#### Recorded information ####

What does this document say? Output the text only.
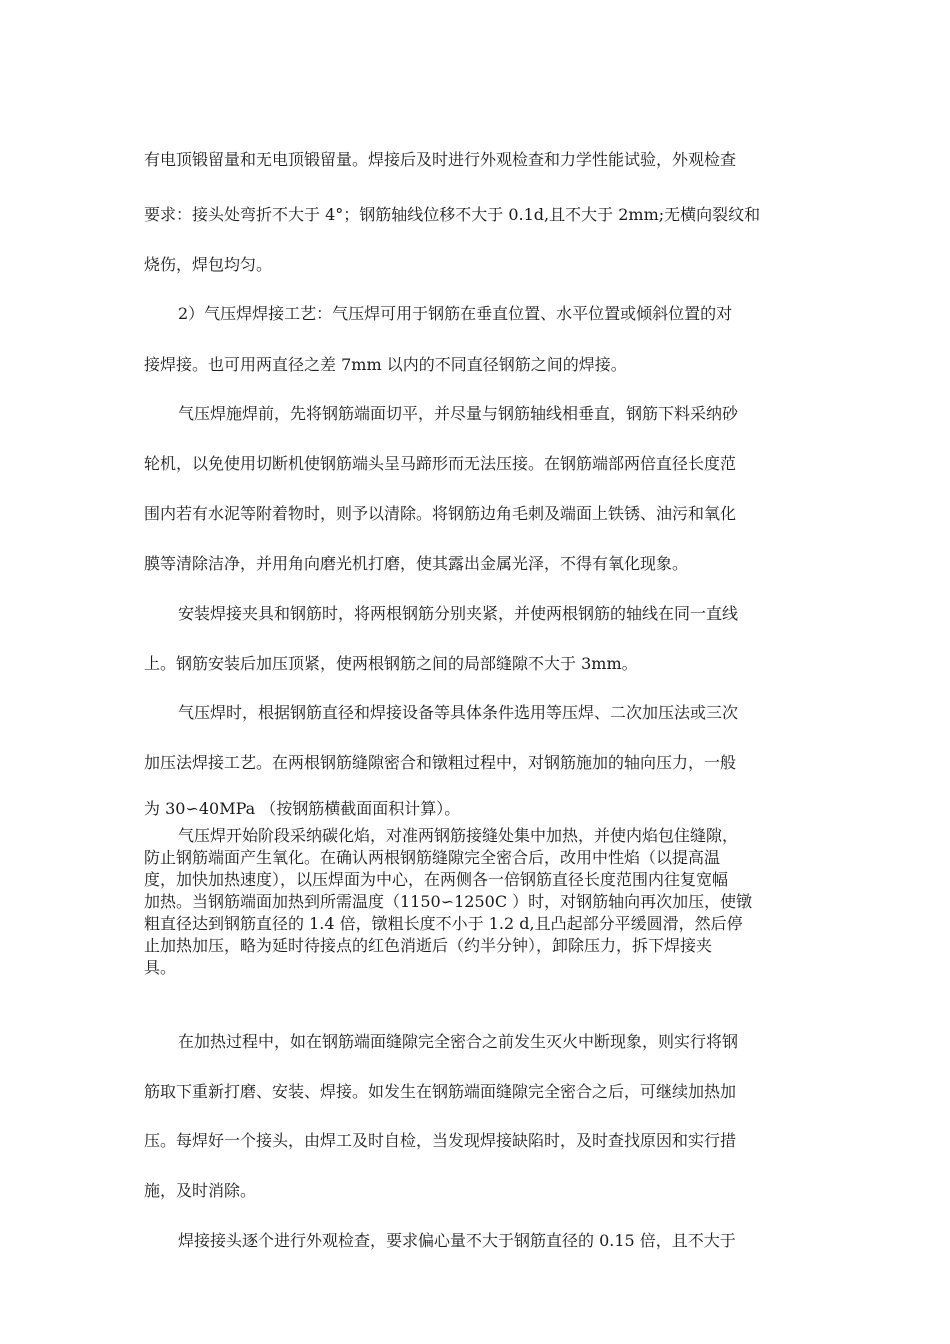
有电顶锻留量和无电顶锻留量。焊接后及时进行外观检查和力学性能试验，外观检查
要求：接头处弯折不大于 4°；钢筋轴线位移不大于 0.1d,且不大于 2mm;无横向裂纹和
烧伤，焊包均匀。
2）气压焊焊接工艺：气压焊可用于钢筋在垂直位置、水平位置或倾斜位置的对
接焊接。也可用两直径之差 7mm 以内的不同直径钢筋之间的焊接。
气压焊施焊前，先将钢筋端面切平，并尽量与钢筋轴线相垂直，钢筋下料采纳砂
轮机，以免使用切断机使钢筋端头呈马蹄形而无法压接。在钢筋端部两倍直径长度范
围内若有水泥等附着物时，则予以清除。将钢筋边角毛刺及端面上铁锈、油污和氧化
膜等清除洁净，并用角向磨光机打磨，使其露出金属光泽，不得有氧化现象。
安装焊接夹具和钢筋时，将两根钢筋分别夹紧，并使两根钢筋的轴线在同一直线
上。钢筋安装后加压顶紧，使两根钢筋之间的局部缝隙不大于 3mm。
气压焊时，根据钢筋直径和焊接设备等具体条件选用等压焊、二次加压法或三次
加压法焊接工艺。在两根钢筋缝隙密合和镦粗过程中，对钢筋施加的轴向压力，一般
为 30∽40MPa （按钢筋横截面面积计算）。
气压焊开始阶段采纳碳化焰，对准两钢筋接缝处集中加热，并使内焰包住缝隙，
防止钢筋端面产生氧化。在确认两根钢筋缝隙完全密合后，改用中性焰（以提高温
度，加快加热速度），以压焊面为中心，在两侧各一倍钢筋直径长度范围内往复宽幅
加热。当钢筋端面加热到所需温度（1150∽1250C ）时，对钢筋轴向再次加压，使镦
粗直径达到钢筋直径的 1.4 倍，镦粗长度不小于 1.2 d,且凸起部分平缓圆滑，然后停
止加热加压，略为延时待接点的红色消逝后（约半分钟），卸除压力，拆下焊接夹
具。
在加热过程中，如在钢筋端面缝隙完全密合之前发生灭火中断现象，则实行将钢
筋取下重新打磨、安装、焊接。如发生在钢筋端面缝隙完全密合之后，可继续加热加
压。每焊好一个接头，由焊工及时自检，当发现焊接缺陷时，及时查找原因和实行措
施，及时消除。
焊接接头逐个进行外观检查，要求偏心量不大于钢筋直径的 0.15 倍，且不大于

####

◆ **What you need to do**
Exclude the pictures. Write out the remaining data exactly.

◆ **Solution below**
What does this document say? Output the text only.
有电顶锻留量和无电顶锻留量。焊接后及时进行外观检查和力学性能试验，外观检查
要求：接头处弯折不大于 4°；钢筋轴线位移不大于 0.1d,且不大于 2mm;无横向裂纹和
烧伤，焊包均匀。
2）气压焊焊接工艺：气压焊可用于钢筋在垂直位置、水平位置或倾斜位置的对
接焊接。也可用两直径之差 7mm 以内的不同直径钢筋之间的焊接。
气压焊施焊前，先将钢筋端面切平，并尽量与钢筋轴线相垂直，钢筋下料采纳砂
轮机，以免使用切断机使钢筋端头呈马蹄形而无法压接。在钢筋端部两倍直径长度范
围内若有水泥等附着物时，则予以清除。将钢筋边角毛刺及端面上铁锈、油污和氧化
膜等清除洁净，并用角向磨光机打磨，使其露出金属光泽，不得有氧化现象。
安装焊接夹具和钢筋时，将两根钢筋分别夹紧，并使两根钢筋的轴线在同一直线
上。钢筋安装后加压顶紧，使两根钢筋之间的局部缝隙不大于 3mm。
气压焊时，根据钢筋直径和焊接设备等具体条件选用等压焊、二次加压法或三次
加压法焊接工艺。在两根钢筋缝隙密合和镦粗过程中，对钢筋施加的轴向压力，一般
为 30∽40MPa （按钢筋横截面面积计算）。
气压焊开始阶段采纳碳化焰，对准两钢筋接缝处集中加热，并使内焰包住缝隙，
防止钢筋端面产生氧化。在确认两根钢筋缝隙完全密合后，改用中性焰（以提高温
度，加快加热速度），以压焊面为中心，在两侧各一倍钢筋直径长度范围内往复宽幅
加热。当钢筋端面加热到所需温度（1150∽1250C ）时，对钢筋轴向再次加压，使镦
粗直径达到钢筋直径的 1.4 倍，镦粗长度不小于 1.2 d,且凸起部分平缓圆滑，然后停
止加热加压，略为延时待接点的红色消逝后（约半分钟），卸除压力，拆下焊接夹
具。
在加热过程中，如在钢筋端面缝隙完全密合之前发生灭火中断现象，则实行将钢
筋取下重新打磨、安装、焊接。如发生在钢筋端面缝隙完全密合之后，可继续加热加
压。每焊好一个接头，由焊工及时自检，当发现焊接缺陷时，及时查找原因和实行措
施，及时消除。
焊接接头逐个进行外观检查，要求偏心量不大于钢筋直径的 0.15 倍，且不大于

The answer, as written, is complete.